— BEGIN Data to use —
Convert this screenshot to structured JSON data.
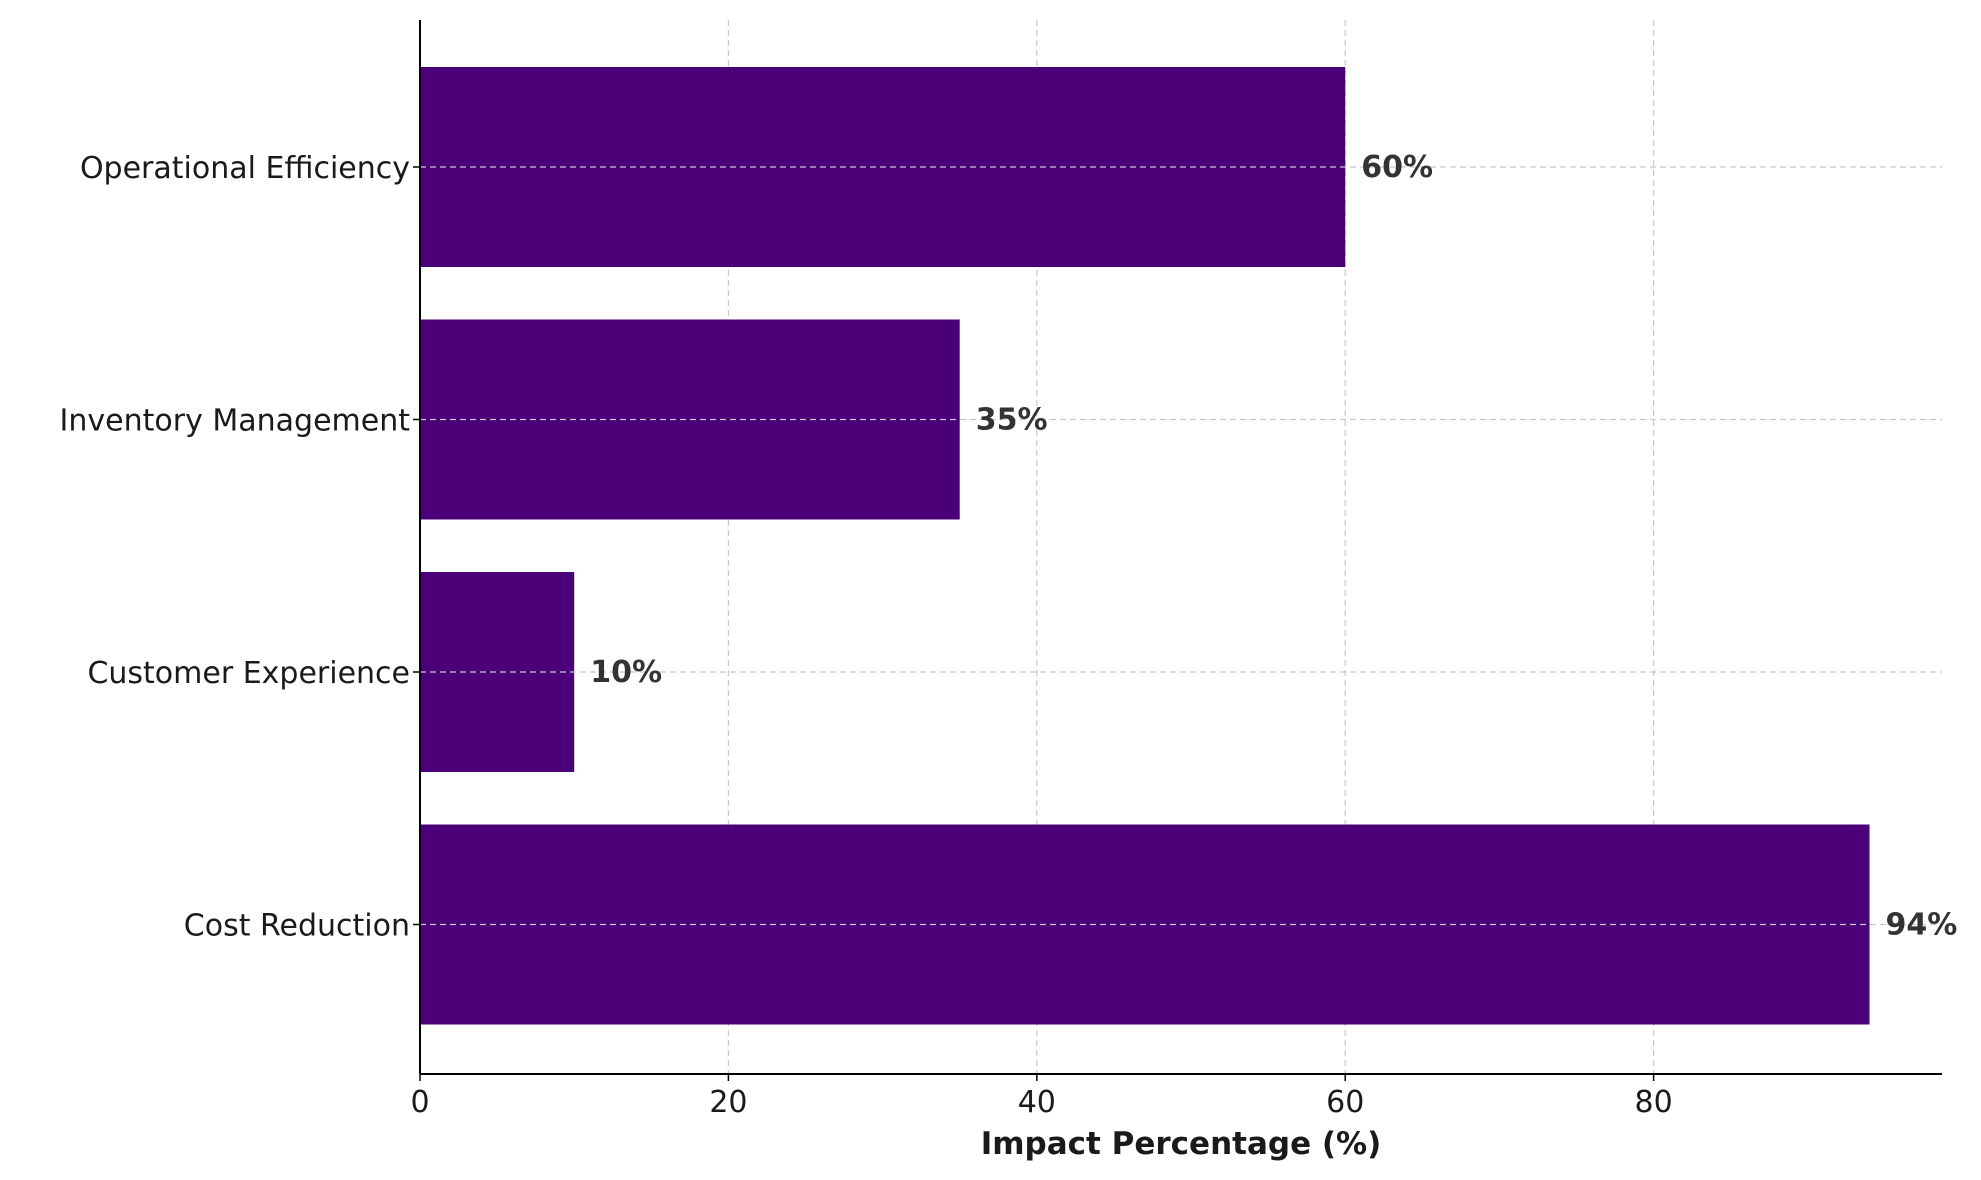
{
  "chart_data": {
    "type": "bar",
    "orientation": "horizontal",
    "title": "",
    "xlabel": "Impact Percentage (%)",
    "ylabel": "",
    "categories": [
      "Operational Efficiency",
      "Inventory Management",
      "Customer Experience",
      "Cost Reduction"
    ],
    "values": [
      60,
      35,
      10,
      94
    ],
    "value_labels": [
      "60%",
      "35%",
      "10%",
      "94%"
    ],
    "xlim": [
      0,
      98.7
    ],
    "xticks": [
      0,
      20,
      40,
      60,
      80
    ],
    "xtick_labels": [
      "0",
      "20",
      "40",
      "60",
      "80"
    ],
    "grid": true,
    "grid_style": "dashed",
    "colors": {
      "bar": "#4b0079",
      "grid": "#c8c8c8",
      "axis": "#000000"
    }
  }
}
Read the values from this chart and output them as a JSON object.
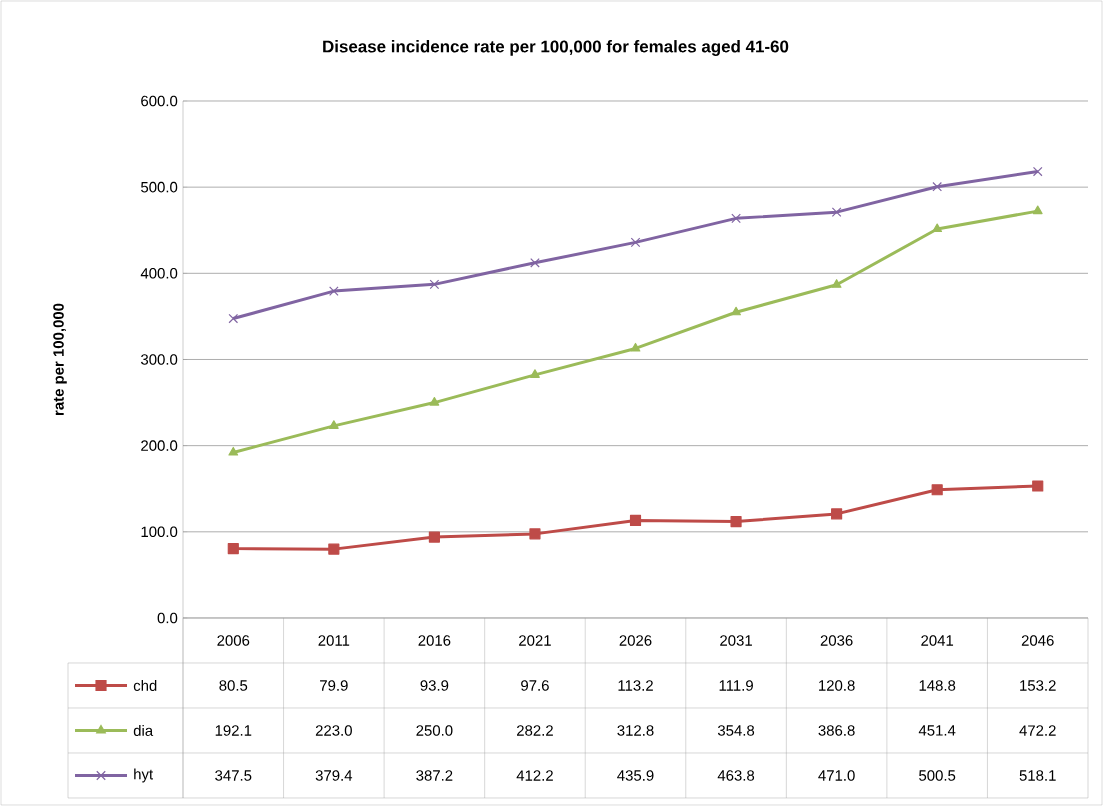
{
  "chart_data": {
    "type": "line",
    "title": "Disease incidence rate per 100,000 for females aged 41-60",
    "ylabel": "rate per 100,000",
    "categories": [
      "2006",
      "2011",
      "2016",
      "2021",
      "2026",
      "2031",
      "2036",
      "2041",
      "2046"
    ],
    "series": [
      {
        "name": "chd",
        "color": "#be4b48",
        "marker": "square",
        "values": [
          80.5,
          79.9,
          93.9,
          97.6,
          113.2,
          111.9,
          120.8,
          148.8,
          153.2
        ],
        "value_labels": [
          "80.5",
          "79.9",
          "93.9",
          "97.6",
          "113.2",
          "111.9",
          "120.8",
          "148.8",
          "153.2"
        ]
      },
      {
        "name": "dia",
        "color": "#9bbb59",
        "marker": "triangle",
        "values": [
          192.1,
          223.0,
          250.0,
          282.2,
          312.8,
          354.8,
          386.8,
          451.4,
          472.2
        ],
        "value_labels": [
          "192.1",
          "223.0",
          "250.0",
          "282.2",
          "312.8",
          "354.8",
          "386.8",
          "451.4",
          "472.2"
        ]
      },
      {
        "name": "hyt",
        "color": "#8064a2",
        "marker": "cross",
        "values": [
          347.5,
          379.4,
          387.2,
          412.2,
          435.9,
          463.8,
          471.0,
          500.5,
          518.1
        ],
        "value_labels": [
          "347.5",
          "379.4",
          "387.2",
          "412.2",
          "435.9",
          "463.8",
          "471.0",
          "500.5",
          "518.1"
        ]
      }
    ],
    "ylim": [
      0,
      600
    ],
    "yticks": [
      {
        "value": 0,
        "label": "0.0"
      },
      {
        "value": 100,
        "label": "100.0"
      },
      {
        "value": 200,
        "label": "200.0"
      },
      {
        "value": 300,
        "label": "300.0"
      },
      {
        "value": 400,
        "label": "400.0"
      },
      {
        "value": 500,
        "label": "500.0"
      },
      {
        "value": 600,
        "label": "600.0"
      }
    ],
    "grid": "y",
    "legend": "bottom",
    "line_style": "solid"
  }
}
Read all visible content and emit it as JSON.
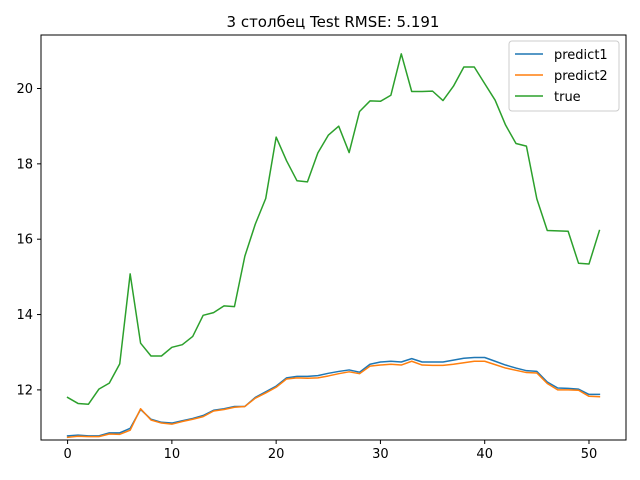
{
  "chart_data": {
    "type": "line",
    "title": "3 столбец Test RMSE: 5.191",
    "xlabel": "",
    "ylabel": "",
    "xlim": [
      -2.55,
      53.55
    ],
    "ylim": [
      10.67,
      21.42
    ],
    "xticks": [
      0,
      10,
      20,
      30,
      40,
      50
    ],
    "yticks": [
      12,
      14,
      16,
      18,
      20
    ],
    "grid": false,
    "legend_position": "top-right",
    "x": [
      0,
      1,
      2,
      3,
      4,
      5,
      6,
      7,
      8,
      9,
      10,
      11,
      12,
      13,
      14,
      15,
      16,
      17,
      18,
      19,
      20,
      21,
      22,
      23,
      24,
      25,
      26,
      27,
      28,
      29,
      30,
      31,
      32,
      33,
      34,
      35,
      36,
      37,
      38,
      39,
      40,
      41,
      42,
      43,
      44,
      45,
      46,
      47,
      48,
      49,
      50,
      51
    ],
    "series": [
      {
        "name": "predict1",
        "color": "#1f77b4",
        "values": [
          10.78,
          10.8,
          10.78,
          10.78,
          10.86,
          10.86,
          10.98,
          11.48,
          11.22,
          11.14,
          11.12,
          11.18,
          11.24,
          11.32,
          11.46,
          11.5,
          11.56,
          11.56,
          11.8,
          11.95,
          12.1,
          12.32,
          12.36,
          12.36,
          12.38,
          12.44,
          12.49,
          12.53,
          12.47,
          12.68,
          12.74,
          12.76,
          12.74,
          12.83,
          12.74,
          12.74,
          12.74,
          12.79,
          12.84,
          12.86,
          12.86,
          12.76,
          12.66,
          12.58,
          12.51,
          12.49,
          12.21,
          12.05,
          12.04,
          12.02,
          11.88,
          11.88
        ]
      },
      {
        "name": "predict2",
        "color": "#ff7f0e",
        "values": [
          10.74,
          10.77,
          10.76,
          10.76,
          10.83,
          10.82,
          10.93,
          11.5,
          11.2,
          11.12,
          11.09,
          11.16,
          11.22,
          11.29,
          11.44,
          11.48,
          11.54,
          11.56,
          11.78,
          11.92,
          12.07,
          12.29,
          12.32,
          12.31,
          12.32,
          12.37,
          12.43,
          12.48,
          12.43,
          12.63,
          12.66,
          12.68,
          12.66,
          12.76,
          12.66,
          12.65,
          12.65,
          12.68,
          12.72,
          12.76,
          12.76,
          12.67,
          12.58,
          12.52,
          12.46,
          12.45,
          12.17,
          12.0,
          12.0,
          11.99,
          11.83,
          11.82
        ]
      },
      {
        "name": "true",
        "color": "#2ca02c",
        "values": [
          11.8,
          11.64,
          11.62,
          12.02,
          12.18,
          12.69,
          15.08,
          13.24,
          12.9,
          12.9,
          13.13,
          13.2,
          13.42,
          13.98,
          14.05,
          14.23,
          14.21,
          15.55,
          16.4,
          17.08,
          18.71,
          18.08,
          17.55,
          17.52,
          18.29,
          18.76,
          19.0,
          18.3,
          19.39,
          19.67,
          19.66,
          19.82,
          20.92,
          19.92,
          19.92,
          19.93,
          19.68,
          20.06,
          20.57,
          20.57,
          20.13,
          19.69,
          19.03,
          18.54,
          18.47,
          17.07,
          16.23,
          16.22,
          16.21,
          15.36,
          15.34,
          16.23
        ]
      }
    ]
  }
}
— END Data to use —
What you are asked to do:
Identify and copy lines that hold the string "rate".

The completed task:
    "title": "Disease incidence rate per 100,000 for females aged 41-60",
    "ylabel": "rate per 100,000",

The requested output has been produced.